**QUOTED PASSAGE:**
+++

Brazilian Test (FLAC3D)

Problem Statement

Note

The project file for this example is available to be viewed/run in FLAC3D.[1] The main data files used are shown at the end of this example. The remaining data files can be found in the project.

The Brazilian test (see Goodman 1980, for example) is used to estimate the tensile strength of rock and concrete. A disk or cylinder of the material is loaded diametrically between the platens of a testing machine. Failure is usually by splitting across the loaded diameter. The Brazilian tensile strength is estimated from the test result by reporting the horizontal stress, \(σ_t\) (i.e., the stress perpendicular to the loaded diameter along the center part of the specimen), that corresponds to the applied compression load. The relation between \(σ_t\) and the applied load can be determined approximately from an analytical expression, assuming that the material is homogeneous, linearly elastic, and isotropic. This verification test compares the FLAC3D calculation to this solution.

The Brazilian test is only valid if the primary fracture initiates from the center of the specimen and spreads along the loaded diameter (which dictates the configuration of the numerical grid). The FLAC3D analysis can also study the test conditions that affect fracture initiation. In this example, the influence of the size of the loading area of the platen is evaluated. The parameters describing the problem conditions are shown in Figure 1. The loading area is defined by \(2α\), which is the angular distance over which the applied force, \(F\), is assumed to be distributed radially. \(r_o\) is the radius of the specimens.

+++

**INFORMATION PROVIDED:**
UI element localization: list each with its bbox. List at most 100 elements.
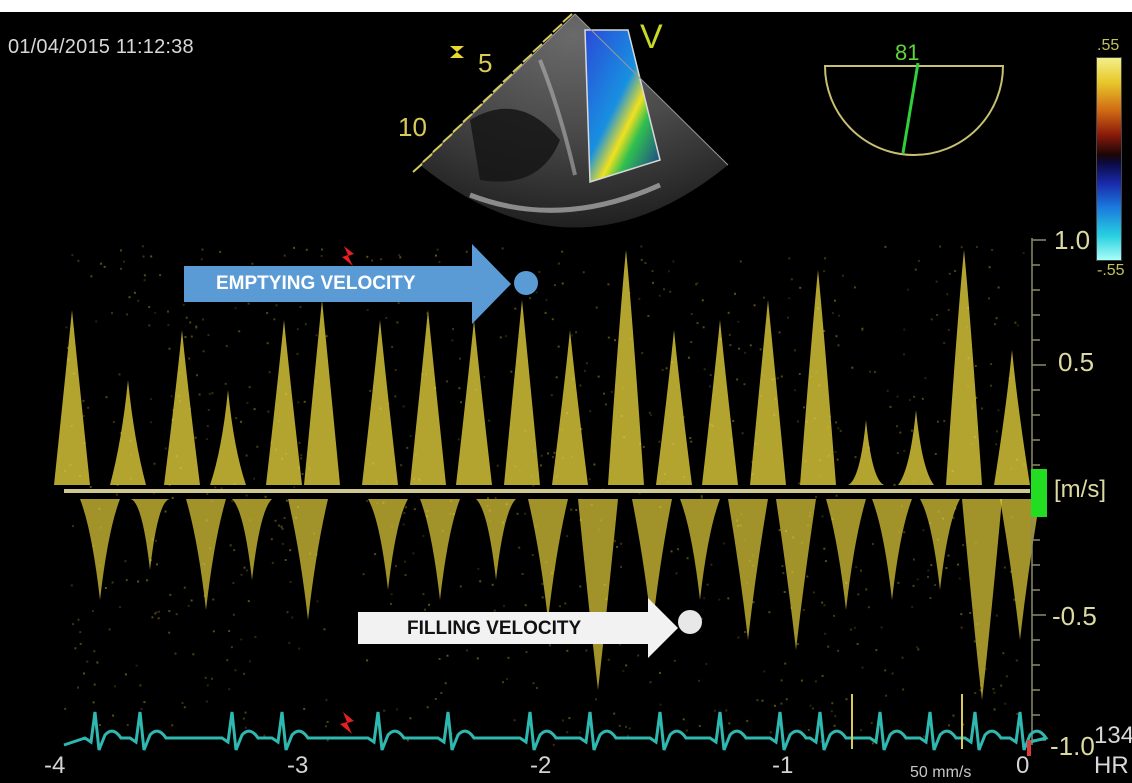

+++

**ACTIONS TO TAKE:**
A) List the properties the Brazilian test page says the material is assumed to have for the analytical expression to apply.
B) Reproduce the Brazilian test page from "Brazilian Test (FLAC3D)" up to and including "in the project.".
The data here is separate material, apart from the Brazilian test page.

**RESULTS OF THE EXERCISE:**
A)
Homogeneous
Linearly elastic
Isotropic

B)
Brazilian Test (FLAC3D)

Problem Statement

Note

The project file for this example is available to be viewed/run in FLAC3D.[1] The main data files used are shown at the end of this example. The remaining data files can be found in the project.